▶ _MATERIAL FOR THIS EXERCISE_
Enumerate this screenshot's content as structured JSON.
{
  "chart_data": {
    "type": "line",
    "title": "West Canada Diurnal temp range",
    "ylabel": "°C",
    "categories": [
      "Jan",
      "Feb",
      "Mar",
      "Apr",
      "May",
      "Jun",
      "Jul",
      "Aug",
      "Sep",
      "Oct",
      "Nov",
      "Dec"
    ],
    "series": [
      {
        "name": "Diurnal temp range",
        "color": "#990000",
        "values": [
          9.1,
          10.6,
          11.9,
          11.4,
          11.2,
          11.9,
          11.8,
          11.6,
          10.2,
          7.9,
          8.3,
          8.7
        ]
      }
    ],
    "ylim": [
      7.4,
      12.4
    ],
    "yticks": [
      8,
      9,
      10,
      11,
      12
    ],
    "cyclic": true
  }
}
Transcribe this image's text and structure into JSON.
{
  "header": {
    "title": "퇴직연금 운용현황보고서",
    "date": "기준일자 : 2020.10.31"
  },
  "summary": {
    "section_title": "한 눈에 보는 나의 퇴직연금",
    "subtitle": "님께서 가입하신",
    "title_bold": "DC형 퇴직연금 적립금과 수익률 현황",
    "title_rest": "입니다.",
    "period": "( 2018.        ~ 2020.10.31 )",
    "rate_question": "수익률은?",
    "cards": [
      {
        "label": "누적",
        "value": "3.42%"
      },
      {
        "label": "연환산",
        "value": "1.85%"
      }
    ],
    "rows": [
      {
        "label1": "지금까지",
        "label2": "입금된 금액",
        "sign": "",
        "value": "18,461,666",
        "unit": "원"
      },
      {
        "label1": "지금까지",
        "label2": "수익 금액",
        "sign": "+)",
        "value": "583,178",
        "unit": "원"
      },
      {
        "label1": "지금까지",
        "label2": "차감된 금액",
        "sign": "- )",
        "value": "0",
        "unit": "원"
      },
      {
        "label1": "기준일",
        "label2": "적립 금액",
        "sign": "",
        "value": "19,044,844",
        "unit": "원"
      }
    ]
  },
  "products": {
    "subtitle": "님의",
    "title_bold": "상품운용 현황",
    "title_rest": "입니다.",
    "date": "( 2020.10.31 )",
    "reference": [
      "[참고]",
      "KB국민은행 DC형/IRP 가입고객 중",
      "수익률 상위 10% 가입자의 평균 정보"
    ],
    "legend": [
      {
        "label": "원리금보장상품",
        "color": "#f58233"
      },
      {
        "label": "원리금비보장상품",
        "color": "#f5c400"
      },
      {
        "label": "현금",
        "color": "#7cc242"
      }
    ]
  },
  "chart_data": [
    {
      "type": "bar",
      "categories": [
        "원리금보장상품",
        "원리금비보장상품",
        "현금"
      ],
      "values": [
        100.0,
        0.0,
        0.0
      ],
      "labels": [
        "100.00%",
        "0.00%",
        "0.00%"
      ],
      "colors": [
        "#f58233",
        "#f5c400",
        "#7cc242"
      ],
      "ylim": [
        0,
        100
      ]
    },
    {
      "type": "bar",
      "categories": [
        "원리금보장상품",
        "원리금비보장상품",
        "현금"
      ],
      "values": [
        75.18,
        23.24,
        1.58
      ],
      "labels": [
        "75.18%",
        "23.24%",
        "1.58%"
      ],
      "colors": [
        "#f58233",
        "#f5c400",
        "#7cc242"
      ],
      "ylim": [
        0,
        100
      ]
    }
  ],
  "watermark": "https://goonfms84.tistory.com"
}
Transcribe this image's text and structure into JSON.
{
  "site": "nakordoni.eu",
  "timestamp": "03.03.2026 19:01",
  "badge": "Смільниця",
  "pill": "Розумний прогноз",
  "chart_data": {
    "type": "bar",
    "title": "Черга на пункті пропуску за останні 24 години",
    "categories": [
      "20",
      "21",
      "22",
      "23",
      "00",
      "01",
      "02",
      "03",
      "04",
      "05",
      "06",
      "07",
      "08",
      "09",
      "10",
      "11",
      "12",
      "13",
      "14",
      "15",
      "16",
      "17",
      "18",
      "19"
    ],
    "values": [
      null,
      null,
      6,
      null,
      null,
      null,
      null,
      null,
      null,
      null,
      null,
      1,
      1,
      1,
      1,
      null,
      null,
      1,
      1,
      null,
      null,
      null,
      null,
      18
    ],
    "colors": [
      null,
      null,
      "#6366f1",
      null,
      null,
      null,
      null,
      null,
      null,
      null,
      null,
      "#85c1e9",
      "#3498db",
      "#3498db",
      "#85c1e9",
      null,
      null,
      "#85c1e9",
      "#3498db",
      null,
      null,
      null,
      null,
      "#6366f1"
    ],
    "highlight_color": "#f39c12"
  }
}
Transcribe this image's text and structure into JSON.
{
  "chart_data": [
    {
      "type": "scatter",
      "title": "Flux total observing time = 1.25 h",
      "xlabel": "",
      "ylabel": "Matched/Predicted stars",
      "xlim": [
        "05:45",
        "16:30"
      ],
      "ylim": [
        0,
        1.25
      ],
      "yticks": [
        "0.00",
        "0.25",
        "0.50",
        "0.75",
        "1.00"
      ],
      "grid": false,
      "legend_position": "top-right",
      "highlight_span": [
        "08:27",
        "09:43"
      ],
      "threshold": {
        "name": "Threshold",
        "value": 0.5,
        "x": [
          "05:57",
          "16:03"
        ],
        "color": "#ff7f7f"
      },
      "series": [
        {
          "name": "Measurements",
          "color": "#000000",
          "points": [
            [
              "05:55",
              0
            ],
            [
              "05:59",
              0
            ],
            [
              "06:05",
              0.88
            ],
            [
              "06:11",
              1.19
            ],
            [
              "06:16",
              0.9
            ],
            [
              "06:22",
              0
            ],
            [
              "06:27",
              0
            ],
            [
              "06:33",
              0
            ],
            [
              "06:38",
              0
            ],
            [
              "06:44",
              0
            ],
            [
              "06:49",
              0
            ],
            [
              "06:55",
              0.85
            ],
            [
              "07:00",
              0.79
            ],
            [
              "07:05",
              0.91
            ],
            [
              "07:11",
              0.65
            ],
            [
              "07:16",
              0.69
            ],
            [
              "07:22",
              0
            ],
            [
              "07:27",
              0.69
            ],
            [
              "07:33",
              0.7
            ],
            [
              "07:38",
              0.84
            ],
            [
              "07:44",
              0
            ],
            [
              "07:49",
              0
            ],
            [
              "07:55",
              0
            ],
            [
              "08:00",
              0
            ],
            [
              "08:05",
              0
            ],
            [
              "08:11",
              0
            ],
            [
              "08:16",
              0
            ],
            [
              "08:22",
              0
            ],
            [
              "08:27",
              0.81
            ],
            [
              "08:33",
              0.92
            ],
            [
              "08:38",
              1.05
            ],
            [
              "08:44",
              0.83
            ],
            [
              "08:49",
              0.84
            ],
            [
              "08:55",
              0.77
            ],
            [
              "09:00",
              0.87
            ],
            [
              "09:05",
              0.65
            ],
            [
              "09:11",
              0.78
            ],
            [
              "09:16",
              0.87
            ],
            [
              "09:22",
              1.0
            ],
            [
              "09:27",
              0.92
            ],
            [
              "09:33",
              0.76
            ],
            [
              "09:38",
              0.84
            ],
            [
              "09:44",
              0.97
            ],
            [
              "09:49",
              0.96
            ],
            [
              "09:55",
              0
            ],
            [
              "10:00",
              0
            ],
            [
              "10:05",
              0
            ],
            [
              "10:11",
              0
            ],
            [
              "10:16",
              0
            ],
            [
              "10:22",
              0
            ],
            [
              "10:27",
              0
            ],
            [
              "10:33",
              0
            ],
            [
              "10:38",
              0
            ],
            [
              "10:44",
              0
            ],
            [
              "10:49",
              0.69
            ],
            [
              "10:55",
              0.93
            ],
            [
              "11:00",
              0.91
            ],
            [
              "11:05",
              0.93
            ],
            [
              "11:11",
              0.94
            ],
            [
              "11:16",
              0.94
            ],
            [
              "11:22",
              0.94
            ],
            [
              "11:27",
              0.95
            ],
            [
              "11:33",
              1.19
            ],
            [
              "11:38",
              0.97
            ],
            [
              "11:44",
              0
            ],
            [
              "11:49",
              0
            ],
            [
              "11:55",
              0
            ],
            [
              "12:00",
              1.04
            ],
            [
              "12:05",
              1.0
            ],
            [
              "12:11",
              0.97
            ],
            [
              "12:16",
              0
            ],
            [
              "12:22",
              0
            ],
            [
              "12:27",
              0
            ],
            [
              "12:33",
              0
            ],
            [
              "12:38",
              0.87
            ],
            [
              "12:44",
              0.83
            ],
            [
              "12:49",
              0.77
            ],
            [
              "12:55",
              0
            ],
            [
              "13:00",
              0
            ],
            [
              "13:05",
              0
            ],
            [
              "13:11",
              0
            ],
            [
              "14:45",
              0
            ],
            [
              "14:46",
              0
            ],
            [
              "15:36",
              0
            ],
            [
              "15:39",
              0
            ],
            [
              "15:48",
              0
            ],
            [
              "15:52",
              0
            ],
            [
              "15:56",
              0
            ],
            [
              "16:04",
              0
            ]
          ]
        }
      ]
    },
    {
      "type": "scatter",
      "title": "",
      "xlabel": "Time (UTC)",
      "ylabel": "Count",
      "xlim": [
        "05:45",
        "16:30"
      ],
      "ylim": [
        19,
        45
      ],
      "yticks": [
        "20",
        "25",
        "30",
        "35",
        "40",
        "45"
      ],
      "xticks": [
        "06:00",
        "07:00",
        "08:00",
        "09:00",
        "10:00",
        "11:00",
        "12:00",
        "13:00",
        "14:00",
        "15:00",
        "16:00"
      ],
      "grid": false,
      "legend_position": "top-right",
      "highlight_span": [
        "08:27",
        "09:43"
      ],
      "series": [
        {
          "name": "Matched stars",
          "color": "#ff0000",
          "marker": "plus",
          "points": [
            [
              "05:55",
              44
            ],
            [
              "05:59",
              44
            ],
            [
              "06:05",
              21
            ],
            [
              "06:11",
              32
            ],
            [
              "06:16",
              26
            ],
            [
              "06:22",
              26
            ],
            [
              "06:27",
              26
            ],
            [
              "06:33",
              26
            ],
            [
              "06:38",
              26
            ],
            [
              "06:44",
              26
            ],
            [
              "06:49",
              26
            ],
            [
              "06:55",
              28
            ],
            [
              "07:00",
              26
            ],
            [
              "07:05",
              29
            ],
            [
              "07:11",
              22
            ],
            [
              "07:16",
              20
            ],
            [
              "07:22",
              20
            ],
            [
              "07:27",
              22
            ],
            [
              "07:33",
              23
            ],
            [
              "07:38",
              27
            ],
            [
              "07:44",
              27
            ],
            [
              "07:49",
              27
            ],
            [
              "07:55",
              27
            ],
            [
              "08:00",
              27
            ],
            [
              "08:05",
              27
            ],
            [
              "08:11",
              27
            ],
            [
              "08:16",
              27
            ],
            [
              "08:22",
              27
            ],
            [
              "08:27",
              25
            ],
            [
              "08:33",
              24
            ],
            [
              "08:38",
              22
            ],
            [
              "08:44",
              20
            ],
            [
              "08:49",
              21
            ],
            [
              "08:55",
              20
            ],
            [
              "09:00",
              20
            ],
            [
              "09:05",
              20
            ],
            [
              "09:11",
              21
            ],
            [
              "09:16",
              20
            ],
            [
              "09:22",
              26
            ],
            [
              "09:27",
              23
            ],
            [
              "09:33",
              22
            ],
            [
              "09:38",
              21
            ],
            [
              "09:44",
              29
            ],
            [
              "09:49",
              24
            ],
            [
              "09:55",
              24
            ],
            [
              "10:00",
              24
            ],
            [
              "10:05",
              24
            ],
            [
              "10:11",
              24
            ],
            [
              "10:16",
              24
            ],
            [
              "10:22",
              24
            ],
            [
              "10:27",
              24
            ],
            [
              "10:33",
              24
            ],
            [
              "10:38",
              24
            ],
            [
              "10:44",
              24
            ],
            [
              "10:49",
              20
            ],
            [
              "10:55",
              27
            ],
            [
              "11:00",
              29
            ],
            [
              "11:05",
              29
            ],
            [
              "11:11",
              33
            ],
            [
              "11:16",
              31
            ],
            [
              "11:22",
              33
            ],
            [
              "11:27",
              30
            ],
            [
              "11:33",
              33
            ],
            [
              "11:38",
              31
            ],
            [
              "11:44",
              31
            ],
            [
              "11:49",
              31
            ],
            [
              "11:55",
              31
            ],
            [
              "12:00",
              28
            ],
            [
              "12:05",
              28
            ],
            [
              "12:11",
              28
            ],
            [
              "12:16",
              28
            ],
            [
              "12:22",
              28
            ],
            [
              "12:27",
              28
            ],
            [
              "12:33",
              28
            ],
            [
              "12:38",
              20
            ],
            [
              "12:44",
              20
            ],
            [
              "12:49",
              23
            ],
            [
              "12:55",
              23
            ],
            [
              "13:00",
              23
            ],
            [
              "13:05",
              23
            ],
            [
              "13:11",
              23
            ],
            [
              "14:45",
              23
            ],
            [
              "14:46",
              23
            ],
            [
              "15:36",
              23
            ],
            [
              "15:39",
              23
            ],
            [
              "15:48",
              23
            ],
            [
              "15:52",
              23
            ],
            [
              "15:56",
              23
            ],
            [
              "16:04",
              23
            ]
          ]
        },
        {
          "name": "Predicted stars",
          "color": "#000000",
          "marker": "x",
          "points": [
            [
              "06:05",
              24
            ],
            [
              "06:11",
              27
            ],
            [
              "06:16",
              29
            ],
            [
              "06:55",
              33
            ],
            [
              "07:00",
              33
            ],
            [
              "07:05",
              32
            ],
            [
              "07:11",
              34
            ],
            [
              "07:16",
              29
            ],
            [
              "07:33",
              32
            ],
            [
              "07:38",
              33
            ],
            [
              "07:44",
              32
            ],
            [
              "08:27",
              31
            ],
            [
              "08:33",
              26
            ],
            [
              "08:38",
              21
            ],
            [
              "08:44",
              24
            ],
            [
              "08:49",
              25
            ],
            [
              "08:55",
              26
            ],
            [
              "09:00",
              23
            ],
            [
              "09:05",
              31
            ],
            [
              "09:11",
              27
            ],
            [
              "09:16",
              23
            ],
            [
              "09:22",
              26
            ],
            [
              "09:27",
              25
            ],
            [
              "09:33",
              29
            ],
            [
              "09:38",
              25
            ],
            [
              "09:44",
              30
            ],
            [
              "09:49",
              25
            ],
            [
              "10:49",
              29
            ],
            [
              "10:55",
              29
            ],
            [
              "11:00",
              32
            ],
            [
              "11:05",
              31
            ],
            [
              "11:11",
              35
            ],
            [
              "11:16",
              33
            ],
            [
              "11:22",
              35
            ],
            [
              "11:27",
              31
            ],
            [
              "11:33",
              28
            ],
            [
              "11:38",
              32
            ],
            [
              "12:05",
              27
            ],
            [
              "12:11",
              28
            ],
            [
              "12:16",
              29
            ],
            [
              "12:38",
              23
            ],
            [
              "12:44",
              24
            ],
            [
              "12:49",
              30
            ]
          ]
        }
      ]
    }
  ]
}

▶ _SHORT PROBLEM_
Which lines contain "temp"? Show each of them.

▶ _CORRECT OUTPUT_
    "title": "West Canada Diurnal temp range",
        "name": "Diurnal temp range",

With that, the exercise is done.